### Data section:

────────────────────

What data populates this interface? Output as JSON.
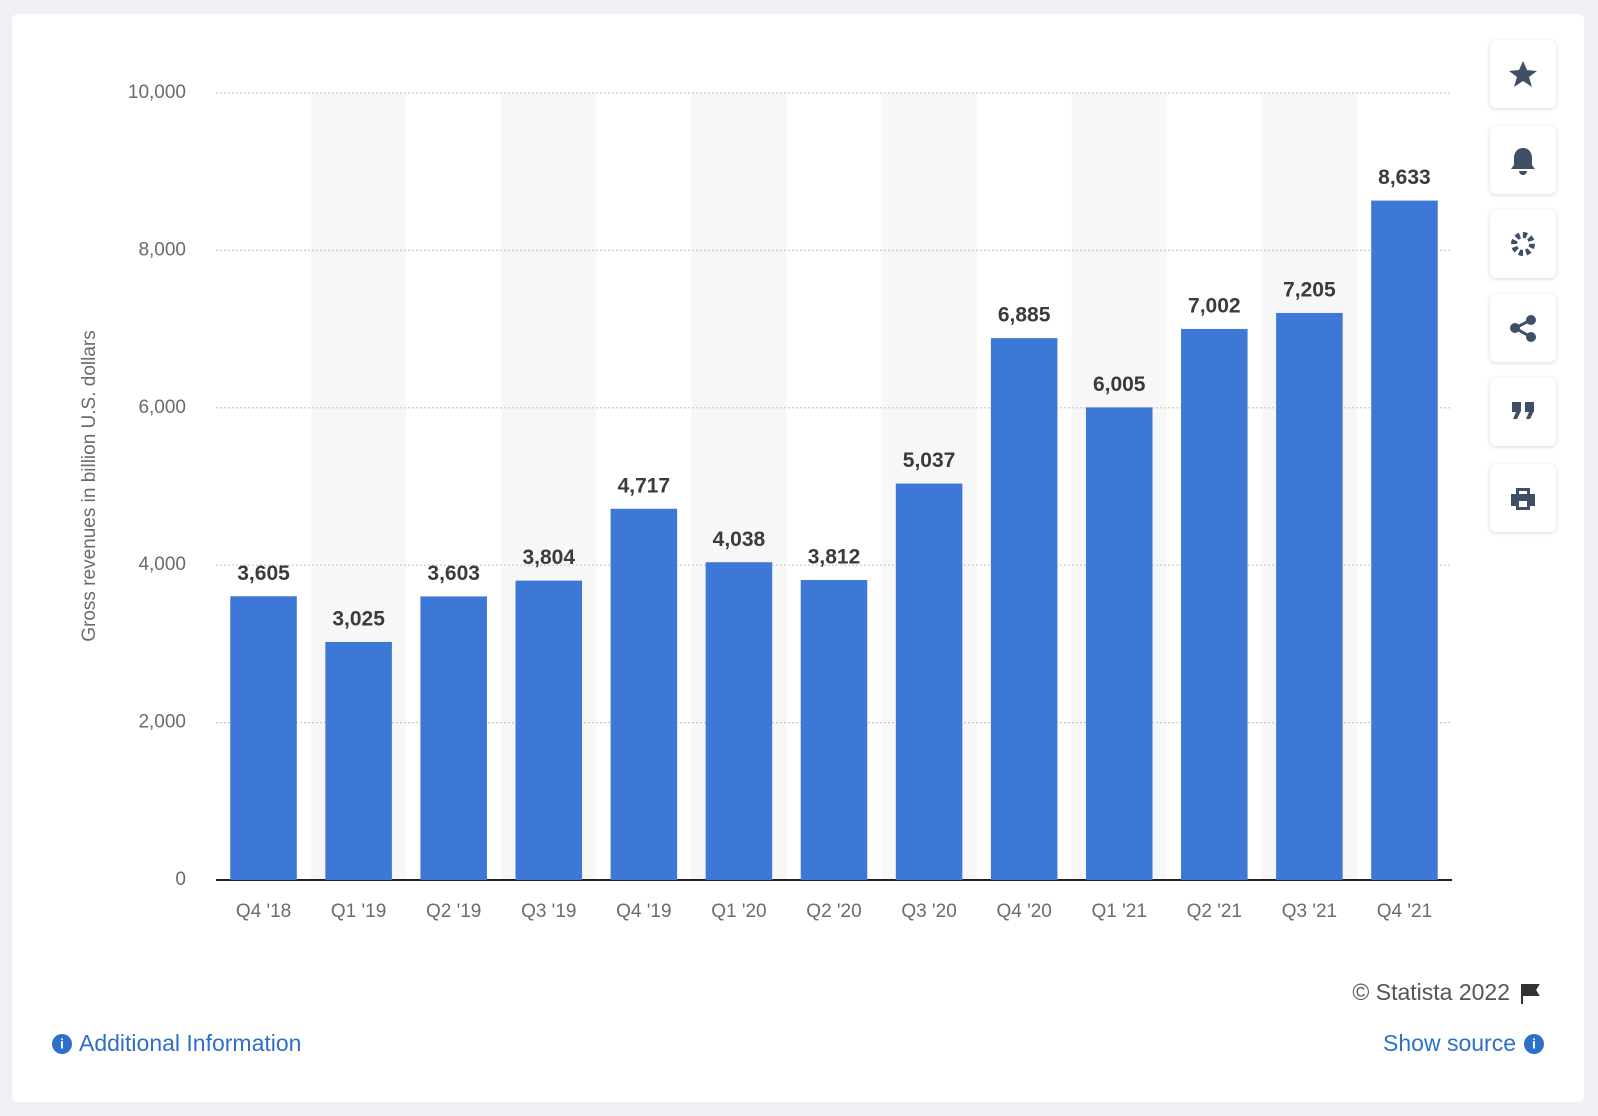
{
  "chart_data": {
    "type": "bar",
    "y_label": "Gross revenues in billion U.S. dollars",
    "categories": [
      "Q4 '18",
      "Q1 '19",
      "Q2 '19",
      "Q3 '19",
      "Q4 '19",
      "Q1 '20",
      "Q2 '20",
      "Q3 '20",
      "Q4 '20",
      "Q1 '21",
      "Q2 '21",
      "Q3 '21",
      "Q4 '21"
    ],
    "values": [
      3605,
      3025,
      3603,
      3804,
      4717,
      4038,
      3812,
      5037,
      6885,
      6005,
      7002,
      7205,
      8633
    ],
    "value_labels": [
      "3,605",
      "3,025",
      "3,603",
      "3,804",
      "4,717",
      "4,038",
      "3,812",
      "5,037",
      "6,885",
      "6,005",
      "7,002",
      "7,205",
      "8,633"
    ],
    "color": "#3d78d6",
    "ylim": [
      0,
      10000
    ],
    "yticks": [
      0,
      {
        "value": 2000,
        "label": "2,000"
      },
      {
        "value": 4000,
        "label": "4,000"
      },
      {
        "value": 6000,
        "label": "6,000"
      },
      {
        "value": 8000,
        "label": "8,000"
      },
      {
        "value": 10000,
        "label": "10,000"
      }
    ],
    "grid": true
  },
  "footer": {
    "copyright": "© Statista 2022",
    "additional_info": "Additional Information",
    "show_source": "Show source"
  }
}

────────────────────

### What to do:
From the data above, write out everything exactly except the pictures.

### Written response:
What data populates this interface? Output as JSON.
{
  "chart_data": {
    "type": "bar",
    "y_label": "Gross revenues in billion U.S. dollars",
    "categories": [
      "Q4 '18",
      "Q1 '19",
      "Q2 '19",
      "Q3 '19",
      "Q4 '19",
      "Q1 '20",
      "Q2 '20",
      "Q3 '20",
      "Q4 '20",
      "Q1 '21",
      "Q2 '21",
      "Q3 '21",
      "Q4 '21"
    ],
    "values": [
      3605,
      3025,
      3603,
      3804,
      4717,
      4038,
      3812,
      5037,
      6885,
      6005,
      7002,
      7205,
      8633
    ],
    "value_labels": [
      "3,605",
      "3,025",
      "3,603",
      "3,804",
      "4,717",
      "4,038",
      "3,812",
      "5,037",
      "6,885",
      "6,005",
      "7,002",
      "7,205",
      "8,633"
    ],
    "color": "#3d78d6",
    "ylim": [
      0,
      10000
    ],
    "yticks": [
      0,
      {
        "value": 2000,
        "label": "2,000"
      },
      {
        "value": 4000,
        "label": "4,000"
      },
      {
        "value": 6000,
        "label": "6,000"
      },
      {
        "value": 8000,
        "label": "8,000"
      },
      {
        "value": 10000,
        "label": "10,000"
      }
    ],
    "grid": true
  },
  "footer": {
    "copyright": "© Statista 2022",
    "additional_info": "Additional Information",
    "show_source": "Show source"
  }
}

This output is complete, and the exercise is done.